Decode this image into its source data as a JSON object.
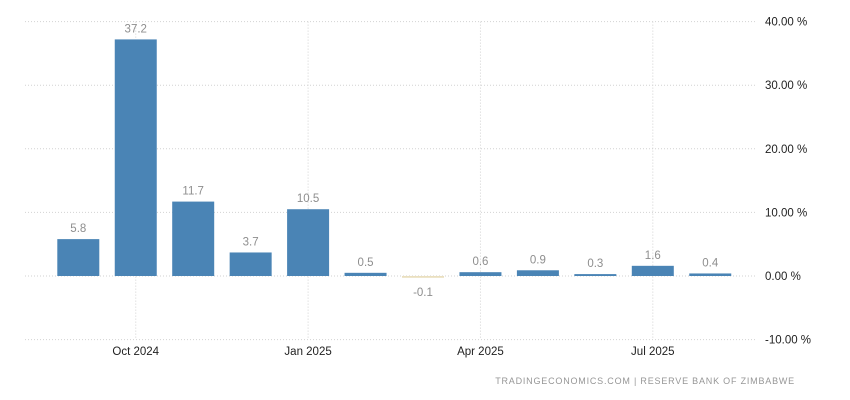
{
  "chart_data": {
    "type": "bar",
    "title": "",
    "xlabel": "",
    "ylabel": "",
    "values": [
      5.8,
      37.2,
      11.7,
      3.7,
      10.5,
      0.5,
      -0.1,
      0.6,
      0.9,
      0.3,
      1.6,
      0.4
    ],
    "bar_labels": [
      "5.8",
      "37.2",
      "11.7",
      "3.7",
      "10.5",
      "0.5",
      "-0.1",
      "0.6",
      "0.9",
      "0.3",
      "1.6",
      "0.4"
    ],
    "x_ticks": [
      {
        "index": 1,
        "label": "Oct 2024"
      },
      {
        "index": 4,
        "label": "Jan 2025"
      },
      {
        "index": 7,
        "label": "Apr 2025"
      },
      {
        "index": 10,
        "label": "Jul 2025"
      }
    ],
    "y_ticks": [
      {
        "value": 40,
        "label": "40.00 %"
      },
      {
        "value": 30,
        "label": "30.00 %"
      },
      {
        "value": 20,
        "label": "20.00 %"
      },
      {
        "value": 10,
        "label": "10.00 %"
      },
      {
        "value": 0,
        "label": "0.00 %"
      },
      {
        "value": -10,
        "label": "-10.00 %"
      }
    ],
    "ylim": [
      -10,
      40
    ],
    "grid": "dotted",
    "legend_position": "none",
    "y_axis_side": "right",
    "colors": {
      "bar_positive": "#4a84b5",
      "bar_negative": "#eadfbf",
      "grid": "#d2d2d2",
      "bar_label": "#8e8e8e",
      "tick_label": "#222222"
    }
  },
  "footer": {
    "text": "TRADINGECONOMICS.COM | RESERVE BANK OF ZIMBABWE"
  }
}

• **JOB**: Print all of the records shown above exactly, leaving out each picture.

• **RESULT OF THIS EXERCISE**:
Decode this image into its source data as a JSON object.
{
  "chart_data": {
    "type": "bar",
    "title": "",
    "xlabel": "",
    "ylabel": "",
    "values": [
      5.8,
      37.2,
      11.7,
      3.7,
      10.5,
      0.5,
      -0.1,
      0.6,
      0.9,
      0.3,
      1.6,
      0.4
    ],
    "bar_labels": [
      "5.8",
      "37.2",
      "11.7",
      "3.7",
      "10.5",
      "0.5",
      "-0.1",
      "0.6",
      "0.9",
      "0.3",
      "1.6",
      "0.4"
    ],
    "x_ticks": [
      {
        "index": 1,
        "label": "Oct 2024"
      },
      {
        "index": 4,
        "label": "Jan 2025"
      },
      {
        "index": 7,
        "label": "Apr 2025"
      },
      {
        "index": 10,
        "label": "Jul 2025"
      }
    ],
    "y_ticks": [
      {
        "value": 40,
        "label": "40.00 %"
      },
      {
        "value": 30,
        "label": "30.00 %"
      },
      {
        "value": 20,
        "label": "20.00 %"
      },
      {
        "value": 10,
        "label": "10.00 %"
      },
      {
        "value": 0,
        "label": "0.00 %"
      },
      {
        "value": -10,
        "label": "-10.00 %"
      }
    ],
    "ylim": [
      -10,
      40
    ],
    "grid": "dotted",
    "legend_position": "none",
    "y_axis_side": "right",
    "colors": {
      "bar_positive": "#4a84b5",
      "bar_negative": "#eadfbf",
      "grid": "#d2d2d2",
      "bar_label": "#8e8e8e",
      "tick_label": "#222222"
    }
  },
  "footer": {
    "text": "TRADINGECONOMICS.COM | RESERVE BANK OF ZIMBABWE"
  }
}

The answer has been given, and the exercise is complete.